**Directions for this task**
Please show every line from the entries that carries the word "between".

---------- Records for processing

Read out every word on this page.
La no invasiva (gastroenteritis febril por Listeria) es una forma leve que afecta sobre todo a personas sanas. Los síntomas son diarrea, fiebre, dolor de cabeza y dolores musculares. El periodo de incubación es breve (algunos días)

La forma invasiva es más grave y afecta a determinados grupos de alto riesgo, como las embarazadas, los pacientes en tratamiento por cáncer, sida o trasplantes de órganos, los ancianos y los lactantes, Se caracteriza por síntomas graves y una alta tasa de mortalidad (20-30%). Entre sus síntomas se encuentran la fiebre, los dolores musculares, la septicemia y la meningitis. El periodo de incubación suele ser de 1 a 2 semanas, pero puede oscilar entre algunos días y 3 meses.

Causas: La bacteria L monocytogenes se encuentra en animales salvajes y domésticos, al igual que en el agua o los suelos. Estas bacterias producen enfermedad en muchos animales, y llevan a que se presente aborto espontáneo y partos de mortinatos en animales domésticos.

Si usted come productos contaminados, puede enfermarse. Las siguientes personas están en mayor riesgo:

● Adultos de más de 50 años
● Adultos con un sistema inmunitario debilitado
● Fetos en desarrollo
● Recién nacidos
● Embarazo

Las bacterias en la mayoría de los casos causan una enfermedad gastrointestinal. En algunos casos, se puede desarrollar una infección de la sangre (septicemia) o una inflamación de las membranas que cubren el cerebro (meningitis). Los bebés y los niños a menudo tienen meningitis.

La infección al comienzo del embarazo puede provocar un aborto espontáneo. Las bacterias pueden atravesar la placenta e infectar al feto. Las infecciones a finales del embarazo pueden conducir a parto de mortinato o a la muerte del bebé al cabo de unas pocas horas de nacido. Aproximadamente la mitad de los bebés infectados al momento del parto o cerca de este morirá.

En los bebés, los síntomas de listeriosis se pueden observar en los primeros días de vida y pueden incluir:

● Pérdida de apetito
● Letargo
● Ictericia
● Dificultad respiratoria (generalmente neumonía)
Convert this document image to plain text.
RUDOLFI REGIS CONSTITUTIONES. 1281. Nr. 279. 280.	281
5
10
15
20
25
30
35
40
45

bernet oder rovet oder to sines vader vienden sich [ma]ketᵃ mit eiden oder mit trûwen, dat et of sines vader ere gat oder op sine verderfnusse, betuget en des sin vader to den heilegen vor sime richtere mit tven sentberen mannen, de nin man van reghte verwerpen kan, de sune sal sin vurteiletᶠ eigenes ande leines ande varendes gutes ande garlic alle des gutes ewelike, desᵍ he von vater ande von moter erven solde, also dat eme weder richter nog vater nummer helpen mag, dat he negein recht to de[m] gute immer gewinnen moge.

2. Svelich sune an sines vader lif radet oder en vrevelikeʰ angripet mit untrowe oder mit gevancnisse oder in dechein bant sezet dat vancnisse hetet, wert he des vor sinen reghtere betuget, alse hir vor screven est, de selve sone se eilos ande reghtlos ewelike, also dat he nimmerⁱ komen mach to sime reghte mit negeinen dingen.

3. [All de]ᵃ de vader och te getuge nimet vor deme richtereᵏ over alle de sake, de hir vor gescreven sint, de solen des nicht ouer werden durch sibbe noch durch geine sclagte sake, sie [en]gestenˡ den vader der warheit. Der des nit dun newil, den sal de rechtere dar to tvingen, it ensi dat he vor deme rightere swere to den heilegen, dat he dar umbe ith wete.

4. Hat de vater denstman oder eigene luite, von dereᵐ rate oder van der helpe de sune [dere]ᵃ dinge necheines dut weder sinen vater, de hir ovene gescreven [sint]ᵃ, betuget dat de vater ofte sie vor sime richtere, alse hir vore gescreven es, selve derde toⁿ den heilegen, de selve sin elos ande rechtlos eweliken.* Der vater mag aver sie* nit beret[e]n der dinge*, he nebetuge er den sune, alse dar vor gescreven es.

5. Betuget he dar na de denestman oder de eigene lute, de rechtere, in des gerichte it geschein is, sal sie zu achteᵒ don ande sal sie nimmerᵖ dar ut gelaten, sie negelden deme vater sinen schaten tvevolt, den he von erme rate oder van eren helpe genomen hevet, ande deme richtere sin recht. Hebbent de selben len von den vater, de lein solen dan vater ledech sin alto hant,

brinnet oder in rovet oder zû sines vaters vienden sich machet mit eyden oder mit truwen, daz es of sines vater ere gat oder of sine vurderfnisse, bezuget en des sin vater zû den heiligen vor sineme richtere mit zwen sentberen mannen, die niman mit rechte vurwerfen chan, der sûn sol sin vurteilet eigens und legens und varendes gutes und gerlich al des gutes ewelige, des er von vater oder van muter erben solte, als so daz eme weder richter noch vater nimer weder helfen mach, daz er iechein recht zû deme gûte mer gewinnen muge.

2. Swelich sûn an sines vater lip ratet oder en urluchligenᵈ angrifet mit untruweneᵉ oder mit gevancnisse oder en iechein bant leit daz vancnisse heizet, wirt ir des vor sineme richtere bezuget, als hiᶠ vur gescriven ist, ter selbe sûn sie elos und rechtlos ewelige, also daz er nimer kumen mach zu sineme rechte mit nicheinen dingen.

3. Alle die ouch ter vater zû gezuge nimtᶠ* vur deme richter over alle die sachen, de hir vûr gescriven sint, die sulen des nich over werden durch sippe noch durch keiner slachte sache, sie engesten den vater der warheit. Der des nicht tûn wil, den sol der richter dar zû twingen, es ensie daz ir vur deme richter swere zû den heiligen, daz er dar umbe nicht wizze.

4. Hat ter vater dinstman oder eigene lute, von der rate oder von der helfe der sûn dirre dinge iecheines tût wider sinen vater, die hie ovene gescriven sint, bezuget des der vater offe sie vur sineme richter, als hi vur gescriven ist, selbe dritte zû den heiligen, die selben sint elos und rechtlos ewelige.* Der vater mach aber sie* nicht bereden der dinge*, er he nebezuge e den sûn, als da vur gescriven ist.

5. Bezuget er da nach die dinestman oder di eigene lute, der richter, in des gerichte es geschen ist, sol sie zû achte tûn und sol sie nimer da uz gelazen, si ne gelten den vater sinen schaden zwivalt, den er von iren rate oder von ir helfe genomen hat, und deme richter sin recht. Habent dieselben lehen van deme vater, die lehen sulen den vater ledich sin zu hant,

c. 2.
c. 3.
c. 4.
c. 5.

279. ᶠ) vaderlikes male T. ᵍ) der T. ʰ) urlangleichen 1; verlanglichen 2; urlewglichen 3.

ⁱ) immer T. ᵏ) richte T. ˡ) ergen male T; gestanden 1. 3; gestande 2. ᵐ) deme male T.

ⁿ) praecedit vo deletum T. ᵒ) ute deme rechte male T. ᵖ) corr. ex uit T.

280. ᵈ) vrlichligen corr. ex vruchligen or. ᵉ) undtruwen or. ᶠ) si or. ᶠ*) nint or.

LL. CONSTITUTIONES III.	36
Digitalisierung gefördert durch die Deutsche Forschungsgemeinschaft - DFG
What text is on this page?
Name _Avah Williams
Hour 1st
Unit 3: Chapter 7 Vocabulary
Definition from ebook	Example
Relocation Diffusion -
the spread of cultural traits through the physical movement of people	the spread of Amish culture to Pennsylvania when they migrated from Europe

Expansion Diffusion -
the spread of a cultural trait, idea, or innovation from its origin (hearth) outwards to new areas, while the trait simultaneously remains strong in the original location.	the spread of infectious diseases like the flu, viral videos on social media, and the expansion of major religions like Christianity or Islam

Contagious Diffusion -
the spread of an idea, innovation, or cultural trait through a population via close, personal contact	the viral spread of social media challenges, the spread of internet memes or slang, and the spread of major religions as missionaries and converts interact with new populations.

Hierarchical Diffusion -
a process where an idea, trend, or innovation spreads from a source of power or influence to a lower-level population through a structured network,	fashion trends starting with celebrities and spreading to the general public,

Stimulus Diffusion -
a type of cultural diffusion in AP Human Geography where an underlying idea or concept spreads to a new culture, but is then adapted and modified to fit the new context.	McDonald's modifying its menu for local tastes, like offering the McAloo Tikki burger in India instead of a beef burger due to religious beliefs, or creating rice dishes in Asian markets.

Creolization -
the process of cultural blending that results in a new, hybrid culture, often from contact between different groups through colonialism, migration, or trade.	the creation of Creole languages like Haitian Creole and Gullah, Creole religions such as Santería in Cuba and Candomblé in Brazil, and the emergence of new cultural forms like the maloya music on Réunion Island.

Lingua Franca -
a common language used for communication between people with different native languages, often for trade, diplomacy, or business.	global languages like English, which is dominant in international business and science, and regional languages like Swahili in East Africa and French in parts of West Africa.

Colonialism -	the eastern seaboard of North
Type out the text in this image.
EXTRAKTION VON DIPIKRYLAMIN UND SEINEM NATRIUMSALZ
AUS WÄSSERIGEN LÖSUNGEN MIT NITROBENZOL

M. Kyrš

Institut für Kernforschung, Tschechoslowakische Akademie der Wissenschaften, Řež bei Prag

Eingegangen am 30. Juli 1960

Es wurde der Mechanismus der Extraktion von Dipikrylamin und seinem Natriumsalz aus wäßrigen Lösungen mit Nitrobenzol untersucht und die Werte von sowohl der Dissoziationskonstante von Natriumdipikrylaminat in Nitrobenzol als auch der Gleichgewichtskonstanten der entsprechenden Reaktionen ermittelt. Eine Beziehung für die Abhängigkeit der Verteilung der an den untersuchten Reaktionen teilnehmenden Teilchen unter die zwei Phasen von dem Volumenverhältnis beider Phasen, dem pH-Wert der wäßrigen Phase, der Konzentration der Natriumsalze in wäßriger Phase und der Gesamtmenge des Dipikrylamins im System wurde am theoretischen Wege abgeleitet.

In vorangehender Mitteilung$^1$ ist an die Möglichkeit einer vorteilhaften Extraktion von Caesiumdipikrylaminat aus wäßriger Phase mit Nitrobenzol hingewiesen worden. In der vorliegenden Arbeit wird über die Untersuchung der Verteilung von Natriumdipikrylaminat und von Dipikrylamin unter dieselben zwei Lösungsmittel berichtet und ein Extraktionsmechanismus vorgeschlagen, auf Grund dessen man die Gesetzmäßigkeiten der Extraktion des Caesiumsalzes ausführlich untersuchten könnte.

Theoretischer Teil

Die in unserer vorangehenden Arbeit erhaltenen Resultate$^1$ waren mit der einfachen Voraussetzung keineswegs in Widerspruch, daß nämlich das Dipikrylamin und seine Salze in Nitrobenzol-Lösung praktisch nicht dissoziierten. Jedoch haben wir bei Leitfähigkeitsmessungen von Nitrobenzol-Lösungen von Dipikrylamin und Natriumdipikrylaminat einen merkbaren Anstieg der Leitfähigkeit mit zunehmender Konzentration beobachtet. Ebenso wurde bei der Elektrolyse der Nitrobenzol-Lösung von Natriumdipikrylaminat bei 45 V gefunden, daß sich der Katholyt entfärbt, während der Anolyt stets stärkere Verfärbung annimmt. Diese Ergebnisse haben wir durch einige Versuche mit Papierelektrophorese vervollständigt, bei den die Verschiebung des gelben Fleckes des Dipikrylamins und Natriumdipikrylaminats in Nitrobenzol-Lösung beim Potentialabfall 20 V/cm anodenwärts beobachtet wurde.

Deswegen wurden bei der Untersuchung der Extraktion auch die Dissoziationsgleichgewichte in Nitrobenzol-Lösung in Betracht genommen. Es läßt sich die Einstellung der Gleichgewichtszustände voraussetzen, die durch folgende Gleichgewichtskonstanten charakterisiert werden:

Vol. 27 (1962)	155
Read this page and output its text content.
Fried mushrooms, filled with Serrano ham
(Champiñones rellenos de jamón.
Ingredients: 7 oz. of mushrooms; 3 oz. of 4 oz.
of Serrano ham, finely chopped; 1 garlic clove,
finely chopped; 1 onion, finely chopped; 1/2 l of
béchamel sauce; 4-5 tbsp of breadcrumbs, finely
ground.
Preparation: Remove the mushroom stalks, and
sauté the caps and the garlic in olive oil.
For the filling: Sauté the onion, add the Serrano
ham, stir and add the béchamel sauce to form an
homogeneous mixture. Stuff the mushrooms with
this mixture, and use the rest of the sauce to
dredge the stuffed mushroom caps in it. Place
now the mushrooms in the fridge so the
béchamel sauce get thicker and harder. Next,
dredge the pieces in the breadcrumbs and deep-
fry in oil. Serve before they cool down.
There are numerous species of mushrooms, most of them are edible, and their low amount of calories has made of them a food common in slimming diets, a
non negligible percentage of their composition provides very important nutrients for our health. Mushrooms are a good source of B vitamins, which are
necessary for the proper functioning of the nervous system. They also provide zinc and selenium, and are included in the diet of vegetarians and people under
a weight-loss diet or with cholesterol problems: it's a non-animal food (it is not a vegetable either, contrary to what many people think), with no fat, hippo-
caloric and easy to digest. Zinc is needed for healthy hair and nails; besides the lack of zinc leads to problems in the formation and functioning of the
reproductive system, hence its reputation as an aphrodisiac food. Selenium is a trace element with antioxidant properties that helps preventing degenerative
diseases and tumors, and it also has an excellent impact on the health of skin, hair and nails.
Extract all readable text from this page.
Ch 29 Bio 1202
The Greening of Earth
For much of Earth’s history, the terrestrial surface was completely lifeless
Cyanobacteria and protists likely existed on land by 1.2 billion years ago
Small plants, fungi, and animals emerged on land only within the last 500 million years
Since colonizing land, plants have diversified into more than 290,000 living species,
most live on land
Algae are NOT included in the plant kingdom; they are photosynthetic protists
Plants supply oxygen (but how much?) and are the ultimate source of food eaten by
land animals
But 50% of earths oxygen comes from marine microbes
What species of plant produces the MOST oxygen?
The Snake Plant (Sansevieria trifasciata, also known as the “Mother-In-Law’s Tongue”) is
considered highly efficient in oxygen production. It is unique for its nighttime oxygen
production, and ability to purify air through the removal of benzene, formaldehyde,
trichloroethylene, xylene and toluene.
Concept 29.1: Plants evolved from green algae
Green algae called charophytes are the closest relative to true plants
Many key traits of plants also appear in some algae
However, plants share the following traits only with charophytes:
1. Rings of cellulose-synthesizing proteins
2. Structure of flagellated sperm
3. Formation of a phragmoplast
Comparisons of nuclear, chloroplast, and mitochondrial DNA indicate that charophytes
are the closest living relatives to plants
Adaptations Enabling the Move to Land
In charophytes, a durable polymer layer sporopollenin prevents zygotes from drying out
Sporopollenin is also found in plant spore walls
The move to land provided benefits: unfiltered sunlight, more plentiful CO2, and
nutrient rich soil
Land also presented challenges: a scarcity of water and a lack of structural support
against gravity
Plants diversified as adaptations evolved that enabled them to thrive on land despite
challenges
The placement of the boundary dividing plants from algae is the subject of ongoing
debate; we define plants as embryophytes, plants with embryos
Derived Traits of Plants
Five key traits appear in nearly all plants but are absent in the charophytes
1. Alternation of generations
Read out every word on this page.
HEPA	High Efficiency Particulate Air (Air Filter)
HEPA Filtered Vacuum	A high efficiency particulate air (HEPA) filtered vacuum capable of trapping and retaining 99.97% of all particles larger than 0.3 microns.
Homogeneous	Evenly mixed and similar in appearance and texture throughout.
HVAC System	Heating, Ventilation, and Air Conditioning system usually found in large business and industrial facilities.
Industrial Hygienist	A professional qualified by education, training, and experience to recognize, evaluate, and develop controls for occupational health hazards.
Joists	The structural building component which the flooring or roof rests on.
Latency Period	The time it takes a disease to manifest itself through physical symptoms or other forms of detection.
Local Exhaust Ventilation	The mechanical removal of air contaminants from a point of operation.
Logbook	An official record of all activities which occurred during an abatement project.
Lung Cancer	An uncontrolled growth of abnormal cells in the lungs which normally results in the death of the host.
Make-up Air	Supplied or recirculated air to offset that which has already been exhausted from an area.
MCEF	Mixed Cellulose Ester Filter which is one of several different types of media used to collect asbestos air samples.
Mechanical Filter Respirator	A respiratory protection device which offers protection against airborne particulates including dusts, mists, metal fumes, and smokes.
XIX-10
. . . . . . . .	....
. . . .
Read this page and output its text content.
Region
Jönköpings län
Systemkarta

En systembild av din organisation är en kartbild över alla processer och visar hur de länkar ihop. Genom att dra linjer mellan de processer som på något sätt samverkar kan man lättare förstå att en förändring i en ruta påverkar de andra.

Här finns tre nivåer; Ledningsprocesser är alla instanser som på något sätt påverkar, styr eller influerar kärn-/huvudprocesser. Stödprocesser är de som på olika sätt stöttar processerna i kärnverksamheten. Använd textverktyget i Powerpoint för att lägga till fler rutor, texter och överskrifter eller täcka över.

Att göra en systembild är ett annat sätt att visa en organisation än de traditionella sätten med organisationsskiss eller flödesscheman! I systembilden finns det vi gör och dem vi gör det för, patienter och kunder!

--------------------

**Result**
the process of cultural blending that results in a new, hybrid culture, often from contact between different groups through colonialism, migration, or trade.	the creation of Creole languages like Haitian Creole and Gullah, Creole religions such as Santería in Cuba and Candomblé in Brazil, and the emergence of new cultural forms like the maloya music on Réunion Island.
a common language used for communication between people with different native languages, often for trade, diplomacy, or business.	global languages like English, which is dominant in international business and science, and regional languages like Swahili in East Africa and French in parts of West Africa.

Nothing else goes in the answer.